#### What the exercise asks:
Transcribe every row below exactly, leaving out the pictures.

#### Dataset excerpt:
·····

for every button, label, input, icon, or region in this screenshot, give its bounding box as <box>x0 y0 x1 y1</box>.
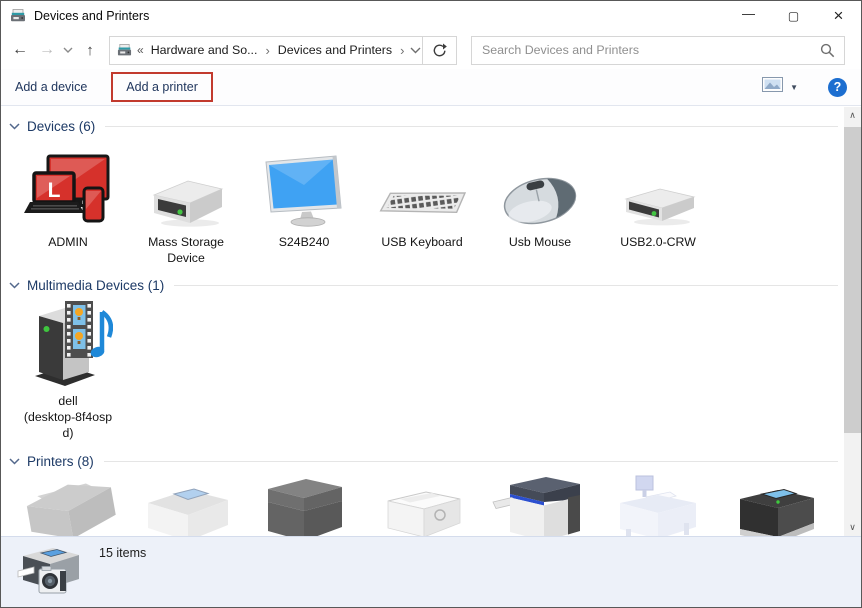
scrollbar-thumb[interactable] <box>844 127 861 433</box>
close-button[interactable]: × <box>816 1 861 31</box>
device-label: Mass Storage Device <box>130 235 242 266</box>
device-tile-mass-storage[interactable]: Mass Storage Device <box>127 139 245 266</box>
printer-tile[interactable] <box>9 475 127 536</box>
breadcrumb-item-hardware-and-sound[interactable]: Hardware and So... <box>149 43 260 57</box>
printer-app-icon <box>10 8 26 24</box>
chevron-down-icon <box>9 282 20 289</box>
device-label: S24B240 <box>279 235 330 251</box>
printer-tile[interactable] <box>717 475 835 536</box>
section-header-devices[interactable]: Devices (6) <box>9 115 838 137</box>
section-label-printers: Printers (8) <box>27 454 94 469</box>
media-tower-icon <box>23 298 113 390</box>
device-tile-card-reader[interactable]: USB2.0-CRW <box>599 139 717 266</box>
breadcrumb-separator[interactable]: › <box>259 43 275 58</box>
forward-button[interactable]: → <box>35 35 59 65</box>
history-dropdown-icon[interactable] <box>59 35 77 65</box>
content-area: Devices (6) L <box>1 107 861 536</box>
printer-tile[interactable] <box>363 475 481 536</box>
device-tile-monitor[interactable]: S24B240 <box>245 139 363 266</box>
items-count-label: 15 items <box>99 546 146 560</box>
device-label: USB2.0-CRW <box>620 235 696 251</box>
printer-icon-dark-screen <box>724 475 828 536</box>
address-location-icon <box>117 43 132 58</box>
section-divider <box>174 285 838 286</box>
search-input[interactable] <box>472 43 820 57</box>
add-device-button[interactable]: Add a device <box>15 80 87 94</box>
device-label: dell (desktop-8f4osp d) <box>24 394 112 441</box>
title-bar: Devices and Printers — ▢ × <box>1 1 861 31</box>
printer-tile[interactable] <box>127 475 245 536</box>
breadcrumb-overflow-chevrons[interactable]: « <box>137 43 144 57</box>
svg-text:L: L <box>48 179 61 202</box>
command-toolbar: Add a device Add a printer ▼ ? <box>1 69 861 106</box>
scroll-up-icon[interactable]: ∧ <box>844 107 861 124</box>
devices-and-printers-window: Devices and Printers — ▢ × ← → ↑ « Hardw… <box>0 0 862 608</box>
back-button[interactable]: ← <box>5 35 35 65</box>
printer-icon-laser-screen-faded <box>134 475 238 536</box>
printer-icon-copier <box>488 475 592 536</box>
help-button[interactable]: ? <box>828 78 847 97</box>
computer-admin-icon: L <box>24 139 112 231</box>
section-divider <box>104 461 838 462</box>
keyboard-icon <box>376 139 468 231</box>
status-bar: 15 items <box>1 536 861 607</box>
chevron-down-icon <box>9 458 20 465</box>
printer-icon-virtual-faded <box>606 475 710 536</box>
section-label-multimedia: Multimedia Devices (1) <box>27 278 164 293</box>
refresh-button[interactable] <box>423 36 457 65</box>
printer-icon-inkjet-faded <box>16 475 120 536</box>
card-reader-drive-icon <box>614 139 702 231</box>
add-printer-highlight-box: Add a printer <box>111 72 213 102</box>
add-printer-button[interactable]: Add a printer <box>126 80 198 94</box>
thumbnail-view-icon <box>762 77 783 97</box>
printer-camera-icon <box>17 541 85 608</box>
section-header-multimedia[interactable]: Multimedia Devices (1) <box>9 274 838 296</box>
search-icon[interactable] <box>820 43 835 58</box>
address-bar[interactable]: « Hardware and So... › Devices and Print… <box>109 36 423 65</box>
minimize-button[interactable]: — <box>726 1 771 31</box>
printer-icon-dark-mfp <box>252 475 356 536</box>
section-divider <box>105 126 838 127</box>
multimedia-row: dell (desktop-8f4osp d) <box>9 298 844 441</box>
breadcrumb-separator[interactable]: › <box>394 43 410 58</box>
chevron-down-icon <box>9 123 20 130</box>
devices-row: L ADMIN <box>9 139 844 266</box>
printer-icon-white-laser <box>370 475 474 536</box>
printers-row <box>9 475 844 536</box>
device-tile-keyboard[interactable]: USB Keyboard <box>363 139 481 266</box>
navigation-bar: ← → ↑ « Hardware and So... › Devices and… <box>1 31 861 69</box>
device-label: USB Keyboard <box>381 235 462 251</box>
section-label-devices: Devices (6) <box>27 119 95 134</box>
device-label: Usb Mouse <box>509 235 571 251</box>
search-box[interactable] <box>471 36 845 65</box>
device-label: ADMIN <box>48 235 88 251</box>
printer-tile[interactable] <box>481 475 599 536</box>
breadcrumb-item-devices-and-printers[interactable]: Devices and Printers <box>276 43 394 57</box>
window-title: Devices and Printers <box>34 9 726 23</box>
maximize-button[interactable]: ▢ <box>771 1 816 31</box>
device-tile-admin[interactable]: L ADMIN <box>9 139 127 266</box>
view-options-caret-icon: ▼ <box>790 83 798 92</box>
view-options-button[interactable]: ▼ <box>756 73 804 101</box>
up-button[interactable]: ↑ <box>77 35 103 65</box>
printer-tile[interactable] <box>245 475 363 536</box>
device-tile-dell-media[interactable]: dell (desktop-8f4osp d) <box>9 298 127 441</box>
mass-storage-drive-icon <box>142 139 230 231</box>
mouse-icon <box>494 139 586 231</box>
vertical-scrollbar[interactable]: ∧ ∨ <box>844 107 861 536</box>
printer-tile[interactable] <box>599 475 717 536</box>
monitor-icon <box>258 139 350 231</box>
device-tile-mouse[interactable]: Usb Mouse <box>481 139 599 266</box>
scroll-down-icon[interactable]: ∨ <box>844 519 861 536</box>
section-header-printers[interactable]: Printers (8) <box>9 451 838 473</box>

·····

#### Answer for the task:
for every button, label, input, icon, or region in this screenshot, give its bounding box as <box>x0 y0 x1 y1</box>.
scrollbar-thumb[interactable] <box>844 127 861 433</box>
close-button[interactable]: × <box>816 1 861 31</box>
device-label: Mass Storage Device <box>130 235 242 266</box>
device-tile-mass-storage[interactable]: Mass Storage Device <box>127 139 245 266</box>
printer-tile[interactable] <box>9 475 127 536</box>
breadcrumb-item-hardware-and-sound[interactable]: Hardware and So... <box>149 43 260 57</box>
printer-app-icon <box>10 8 26 24</box>
chevron-down-icon <box>9 282 20 289</box>
device-label: S24B240 <box>279 235 330 251</box>
printer-tile[interactable] <box>717 475 835 536</box>
section-header-devices[interactable]: Devices (6) <box>9 115 838 137</box>
section-label-printers: Printers (8) <box>27 454 94 469</box>
media-tower-icon <box>23 298 113 390</box>
device-tile-card-reader[interactable]: USB2.0-CRW <box>599 139 717 266</box>
breadcrumb-separator[interactable]: › <box>259 43 275 58</box>
forward-button[interactable]: → <box>35 35 59 65</box>
history-dropdown-icon[interactable] <box>59 35 77 65</box>
content-area: Devices (6) L <box>1 107 861 536</box>
printer-tile[interactable] <box>363 475 481 536</box>
device-tile-monitor[interactable]: S24B240 <box>245 139 363 266</box>
items-count-label: 15 items <box>99 546 146 560</box>
device-label: USB2.0-CRW <box>620 235 696 251</box>
printer-icon-dark-screen <box>724 475 828 536</box>
address-location-icon <box>117 43 132 58</box>
section-divider <box>174 285 838 286</box>
search-input[interactable] <box>472 43 820 57</box>
add-device-button[interactable]: Add a device <box>15 80 87 94</box>
device-label: dell (desktop-8f4osp d) <box>24 394 112 441</box>
title-bar: Devices and Printers — ▢ × <box>1 1 861 31</box>
printer-tile[interactable] <box>127 475 245 536</box>
breadcrumb-overflow-chevrons[interactable]: « <box>137 43 144 57</box>
svg-text:L: L <box>48 179 61 202</box>
command-toolbar: Add a device Add a printer ▼ ? <box>1 69 861 106</box>
scroll-up-icon[interactable]: ∧ <box>844 107 861 124</box>
devices-and-printers-window: Devices and Printers — ▢ × ← → ↑ « Hardw… <box>0 0 862 608</box>
back-button[interactable]: ← <box>5 35 35 65</box>
printer-icon-laser-screen-faded <box>134 475 238 536</box>
printer-icon-copier <box>488 475 592 536</box>
help-button[interactable]: ? <box>828 78 847 97</box>
computer-admin-icon: L <box>24 139 112 231</box>
section-divider <box>104 461 838 462</box>
keyboard-icon <box>376 139 468 231</box>
status-bar: 15 items <box>1 536 861 607</box>
chevron-down-icon <box>9 458 20 465</box>
printer-icon-virtual-faded <box>606 475 710 536</box>
section-label-multimedia: Multimedia Devices (1) <box>27 278 164 293</box>
refresh-button[interactable] <box>423 36 457 65</box>
printer-icon-inkjet-faded <box>16 475 120 536</box>
card-reader-drive-icon <box>614 139 702 231</box>
add-printer-highlight-box: Add a printer <box>111 72 213 102</box>
add-printer-button[interactable]: Add a printer <box>126 80 198 94</box>
thumbnail-view-icon <box>762 77 783 97</box>
printer-camera-icon <box>17 541 85 608</box>
section-header-multimedia[interactable]: Multimedia Devices (1) <box>9 274 838 296</box>
search-icon[interactable] <box>820 43 835 58</box>
address-bar[interactable]: « Hardware and So... › Devices and Print… <box>109 36 423 65</box>
minimize-button[interactable]: — <box>726 1 771 31</box>
printer-icon-dark-mfp <box>252 475 356 536</box>
section-divider <box>105 126 838 127</box>
multimedia-row: dell (desktop-8f4osp d) <box>9 298 844 441</box>
breadcrumb-separator[interactable]: › <box>394 43 410 58</box>
chevron-down-icon <box>9 123 20 130</box>
devices-row: L ADMIN <box>9 139 844 266</box>
printer-icon-white-laser <box>370 475 474 536</box>
printers-row <box>9 475 844 536</box>
device-tile-keyboard[interactable]: USB Keyboard <box>363 139 481 266</box>
navigation-bar: ← → ↑ « Hardware and So... › Devices and… <box>1 31 861 69</box>
device-label: USB Keyboard <box>381 235 462 251</box>
section-label-devices: Devices (6) <box>27 119 95 134</box>
device-label: Usb Mouse <box>509 235 571 251</box>
search-box[interactable] <box>471 36 845 65</box>
device-label: ADMIN <box>48 235 88 251</box>
printer-tile[interactable] <box>481 475 599 536</box>
breadcrumb-item-devices-and-printers[interactable]: Devices and Printers <box>276 43 394 57</box>
window-title: Devices and Printers <box>34 9 726 23</box>
maximize-button[interactable]: ▢ <box>771 1 816 31</box>
device-tile-admin[interactable]: L ADMIN <box>9 139 127 266</box>
view-options-caret-icon: ▼ <box>790 83 798 92</box>
view-options-button[interactable]: ▼ <box>756 73 804 101</box>
up-button[interactable]: ↑ <box>77 35 103 65</box>
printer-tile[interactable] <box>245 475 363 536</box>
device-tile-dell-media[interactable]: dell (desktop-8f4osp d) <box>9 298 127 441</box>
mass-storage-drive-icon <box>142 139 230 231</box>
mouse-icon <box>494 139 586 231</box>
vertical-scrollbar[interactable]: ∧ ∨ <box>844 107 861 536</box>
printer-tile[interactable] <box>599 475 717 536</box>
monitor-icon <box>258 139 350 231</box>
device-tile-mouse[interactable]: Usb Mouse <box>481 139 599 266</box>
scroll-down-icon[interactable]: ∨ <box>844 519 861 536</box>
section-header-printers[interactable]: Printers (8) <box>9 451 838 473</box>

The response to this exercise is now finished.